## PROBLEM DETAILS:
Return each entry exactly, omitting nothing.

Dataset entries
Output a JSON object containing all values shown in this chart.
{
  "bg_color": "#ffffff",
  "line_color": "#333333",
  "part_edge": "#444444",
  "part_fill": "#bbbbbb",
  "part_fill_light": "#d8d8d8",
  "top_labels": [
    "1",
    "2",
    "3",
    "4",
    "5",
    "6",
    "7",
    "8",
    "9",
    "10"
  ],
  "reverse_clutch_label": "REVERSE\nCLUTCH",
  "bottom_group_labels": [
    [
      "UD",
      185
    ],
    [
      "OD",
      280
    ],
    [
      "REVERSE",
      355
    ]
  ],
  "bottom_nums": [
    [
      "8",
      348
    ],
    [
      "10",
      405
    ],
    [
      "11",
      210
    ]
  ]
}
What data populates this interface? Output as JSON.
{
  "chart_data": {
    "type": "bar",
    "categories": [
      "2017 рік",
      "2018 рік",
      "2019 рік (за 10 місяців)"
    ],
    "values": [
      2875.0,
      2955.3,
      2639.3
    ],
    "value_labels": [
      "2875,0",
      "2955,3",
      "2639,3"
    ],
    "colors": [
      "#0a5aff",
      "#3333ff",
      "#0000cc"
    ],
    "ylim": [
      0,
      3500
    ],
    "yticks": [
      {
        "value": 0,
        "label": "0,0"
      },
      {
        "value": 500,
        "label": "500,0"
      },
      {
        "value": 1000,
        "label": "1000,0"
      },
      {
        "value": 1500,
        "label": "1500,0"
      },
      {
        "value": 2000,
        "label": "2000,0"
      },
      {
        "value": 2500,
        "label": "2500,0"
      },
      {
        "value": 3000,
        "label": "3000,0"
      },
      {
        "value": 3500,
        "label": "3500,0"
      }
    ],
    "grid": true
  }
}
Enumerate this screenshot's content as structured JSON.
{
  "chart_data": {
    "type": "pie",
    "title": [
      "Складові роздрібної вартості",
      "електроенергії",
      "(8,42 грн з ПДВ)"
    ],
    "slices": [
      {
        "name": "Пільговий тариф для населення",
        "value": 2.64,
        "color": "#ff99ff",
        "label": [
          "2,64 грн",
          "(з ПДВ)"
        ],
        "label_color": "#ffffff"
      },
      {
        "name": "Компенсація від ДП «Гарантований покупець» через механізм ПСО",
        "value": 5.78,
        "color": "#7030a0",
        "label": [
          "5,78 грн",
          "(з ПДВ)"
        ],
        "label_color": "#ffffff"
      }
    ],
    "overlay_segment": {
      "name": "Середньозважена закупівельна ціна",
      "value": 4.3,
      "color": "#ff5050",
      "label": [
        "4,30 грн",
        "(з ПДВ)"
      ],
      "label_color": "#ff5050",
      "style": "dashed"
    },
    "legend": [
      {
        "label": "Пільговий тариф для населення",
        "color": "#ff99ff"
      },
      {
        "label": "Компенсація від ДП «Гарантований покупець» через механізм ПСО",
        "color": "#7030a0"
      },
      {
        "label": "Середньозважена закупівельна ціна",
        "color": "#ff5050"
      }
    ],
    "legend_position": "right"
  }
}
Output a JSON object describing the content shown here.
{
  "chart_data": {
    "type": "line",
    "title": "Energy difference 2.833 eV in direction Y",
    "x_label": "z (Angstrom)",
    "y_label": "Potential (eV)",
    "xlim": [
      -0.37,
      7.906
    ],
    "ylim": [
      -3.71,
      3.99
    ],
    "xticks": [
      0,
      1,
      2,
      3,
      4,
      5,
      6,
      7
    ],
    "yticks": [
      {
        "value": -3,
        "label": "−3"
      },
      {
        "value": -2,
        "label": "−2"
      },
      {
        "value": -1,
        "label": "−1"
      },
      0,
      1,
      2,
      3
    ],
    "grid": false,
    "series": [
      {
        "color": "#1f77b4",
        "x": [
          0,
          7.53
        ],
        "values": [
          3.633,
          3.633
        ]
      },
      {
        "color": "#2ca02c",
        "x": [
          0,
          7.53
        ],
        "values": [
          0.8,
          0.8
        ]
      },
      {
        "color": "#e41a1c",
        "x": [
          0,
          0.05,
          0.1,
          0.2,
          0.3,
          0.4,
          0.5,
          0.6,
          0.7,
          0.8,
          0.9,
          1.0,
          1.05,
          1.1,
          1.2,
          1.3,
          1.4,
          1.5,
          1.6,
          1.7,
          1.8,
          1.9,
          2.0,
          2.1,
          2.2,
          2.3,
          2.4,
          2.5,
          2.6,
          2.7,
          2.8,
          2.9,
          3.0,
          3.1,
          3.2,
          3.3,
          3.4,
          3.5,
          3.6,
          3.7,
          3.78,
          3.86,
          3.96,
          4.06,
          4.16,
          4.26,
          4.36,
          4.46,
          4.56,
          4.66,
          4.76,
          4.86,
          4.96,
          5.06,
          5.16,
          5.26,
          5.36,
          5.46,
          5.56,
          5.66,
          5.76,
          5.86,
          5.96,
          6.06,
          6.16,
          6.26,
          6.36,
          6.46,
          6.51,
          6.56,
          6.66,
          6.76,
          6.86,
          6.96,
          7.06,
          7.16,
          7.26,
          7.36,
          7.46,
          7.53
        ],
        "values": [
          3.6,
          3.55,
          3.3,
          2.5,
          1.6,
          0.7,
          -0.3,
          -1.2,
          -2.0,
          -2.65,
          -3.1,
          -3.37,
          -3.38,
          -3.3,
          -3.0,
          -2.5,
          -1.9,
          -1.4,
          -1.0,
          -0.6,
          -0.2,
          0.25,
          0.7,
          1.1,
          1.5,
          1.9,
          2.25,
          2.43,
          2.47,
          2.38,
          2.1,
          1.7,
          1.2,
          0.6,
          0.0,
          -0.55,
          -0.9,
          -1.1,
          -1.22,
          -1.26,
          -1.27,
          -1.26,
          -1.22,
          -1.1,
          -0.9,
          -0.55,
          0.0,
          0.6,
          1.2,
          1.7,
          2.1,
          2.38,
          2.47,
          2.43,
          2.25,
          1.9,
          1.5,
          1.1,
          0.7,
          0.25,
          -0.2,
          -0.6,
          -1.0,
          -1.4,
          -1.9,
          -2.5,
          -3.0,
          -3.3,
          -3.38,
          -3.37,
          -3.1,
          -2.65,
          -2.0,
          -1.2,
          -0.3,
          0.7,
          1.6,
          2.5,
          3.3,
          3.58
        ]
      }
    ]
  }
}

## SOLUTION TO THE EXERCISE:
Output a JSON object containing all values shown in this chart.
{
  "bg_color": "#ffffff",
  "line_color": "#333333",
  "part_edge": "#444444",
  "part_fill": "#bbbbbb",
  "part_fill_light": "#d8d8d8",
  "top_labels": [
    "1",
    "2",
    "3",
    "4",
    "5",
    "6",
    "7",
    "8",
    "9",
    "10"
  ],
  "reverse_clutch_label": "REVERSE\nCLUTCH",
  "bottom_group_labels": [
    [
      "UD",
      185
    ],
    [
      "OD",
      280
    ],
    [
      "REVERSE",
      355
    ]
  ],
  "bottom_nums": [
    [
      "8",
      348
    ],
    [
      "10",
      405
    ],
    [
      "11",
      210
    ]
  ]
}
What data populates this interface? Output as JSON.
{
  "chart_data": {
    "type": "bar",
    "categories": [
      "2017 рік",
      "2018 рік",
      "2019 рік (за 10 місяців)"
    ],
    "values": [
      2875.0,
      2955.3,
      2639.3
    ],
    "value_labels": [
      "2875,0",
      "2955,3",
      "2639,3"
    ],
    "colors": [
      "#0a5aff",
      "#3333ff",
      "#0000cc"
    ],
    "ylim": [
      0,
      3500
    ],
    "yticks": [
      {
        "value": 0,
        "label": "0,0"
      },
      {
        "value": 500,
        "label": "500,0"
      },
      {
        "value": 1000,
        "label": "1000,0"
      },
      {
        "value": 1500,
        "label": "1500,0"
      },
      {
        "value": 2000,
        "label": "2000,0"
      },
      {
        "value": 2500,
        "label": "2500,0"
      },
      {
        "value": 3000,
        "label": "3000,0"
      },
      {
        "value": 3500,
        "label": "3500,0"
      }
    ],
    "grid": true
  }
}
Enumerate this screenshot's content as structured JSON.
{
  "chart_data": {
    "type": "pie",
    "title": [
      "Складові роздрібної вартості",
      "електроенергії",
      "(8,42 грн з ПДВ)"
    ],
    "slices": [
      {
        "name": "Пільговий тариф для населення",
        "value": 2.64,
        "color": "#ff99ff",
        "label": [
          "2,64 грн",
          "(з ПДВ)"
        ],
        "label_color": "#ffffff"
      },
      {
        "name": "Компенсація від ДП «Гарантований покупець» через механізм ПСО",
        "value": 5.78,
        "color": "#7030a0",
        "label": [
          "5,78 грн",
          "(з ПДВ)"
        ],
        "label_color": "#ffffff"
      }
    ],
    "overlay_segment": {
      "name": "Середньозважена закупівельна ціна",
      "value": 4.3,
      "color": "#ff5050",
      "label": [
        "4,30 грн",
        "(з ПДВ)"
      ],
      "label_color": "#ff5050",
      "style": "dashed"
    },
    "legend": [
      {
        "label": "Пільговий тариф для населення",
        "color": "#ff99ff"
      },
      {
        "label": "Компенсація від ДП «Гарантований покупець» через механізм ПСО",
        "color": "#7030a0"
      },
      {
        "label": "Середньозважена закупівельна ціна",
        "color": "#ff5050"
      }
    ],
    "legend_position": "right"
  }
}
Output a JSON object describing the content shown here.
{
  "chart_data": {
    "type": "line",
    "title": "Energy difference 2.833 eV in direction Y",
    "x_label": "z (Angstrom)",
    "y_label": "Potential (eV)",
    "xlim": [
      -0.37,
      7.906
    ],
    "ylim": [
      -3.71,
      3.99
    ],
    "xticks": [
      0,
      1,
      2,
      3,
      4,
      5,
      6,
      7
    ],
    "yticks": [
      {
        "value": -3,
        "label": "−3"
      },
      {
        "value": -2,
        "label": "−2"
      },
      {
        "value": -1,
        "label": "−1"
      },
      0,
      1,
      2,
      3
    ],
    "grid": false,
    "series": [
      {
        "color": "#1f77b4",
        "x": [
          0,
          7.53
        ],
        "values": [
          3.633,
          3.633
        ]
      },
      {
        "color": "#2ca02c",
        "x": [
          0,
          7.53
        ],
        "values": [
          0.8,
          0.8
        ]
      },
      {
        "color": "#e41a1c",
        "x": [
          0,
          0.05,
          0.1,
          0.2,
          0.3,
          0.4,
          0.5,
          0.6,
          0.7,
          0.8,
          0.9,
          1.0,
          1.05,
          1.1,
          1.2,
          1.3,
          1.4,
          1.5,
          1.6,
          1.7,
          1.8,
          1.9,
          2.0,
          2.1,
          2.2,
          2.3,
          2.4,
          2.5,
          2.6,
          2.7,
          2.8,
          2.9,
          3.0,
          3.1,
          3.2,
          3.3,
          3.4,
          3.5,
          3.6,
          3.7,
          3.78,
          3.86,
          3.96,
          4.06,
          4.16,
          4.26,
          4.36,
          4.46,
          4.56,
          4.66,
          4.76,
          4.86,
          4.96,
          5.06,
          5.16,
          5.26,
          5.36,
          5.46,
          5.56,
          5.66,
          5.76,
          5.86,
          5.96,
          6.06,
          6.16,
          6.26,
          6.36,
          6.46,
          6.51,
          6.56,
          6.66,
          6.76,
          6.86,
          6.96,
          7.06,
          7.16,
          7.26,
          7.36,
          7.46,
          7.53
        ],
        "values": [
          3.6,
          3.55,
          3.3,
          2.5,
          1.6,
          0.7,
          -0.3,
          -1.2,
          -2.0,
          -2.65,
          -3.1,
          -3.37,
          -3.38,
          -3.3,
          -3.0,
          -2.5,
          -1.9,
          -1.4,
          -1.0,
          -0.6,
          -0.2,
          0.25,
          0.7,
          1.1,
          1.5,
          1.9,
          2.25,
          2.43,
          2.47,
          2.38,
          2.1,
          1.7,
          1.2,
          0.6,
          0.0,
          -0.55,
          -0.9,
          -1.1,
          -1.22,
          -1.26,
          -1.27,
          -1.26,
          -1.22,
          -1.1,
          -0.9,
          -0.55,
          0.0,
          0.6,
          1.2,
          1.7,
          2.1,
          2.38,
          2.47,
          2.43,
          2.25,
          1.9,
          1.5,
          1.1,
          0.7,
          0.25,
          -0.2,
          -0.6,
          -1.0,
          -1.4,
          -1.9,
          -2.5,
          -3.0,
          -3.3,
          -3.38,
          -3.37,
          -3.1,
          -2.65,
          -2.0,
          -1.2,
          -0.3,
          0.7,
          1.6,
          2.5,
          3.3,
          3.58
        ]
      }
    ]
  }
}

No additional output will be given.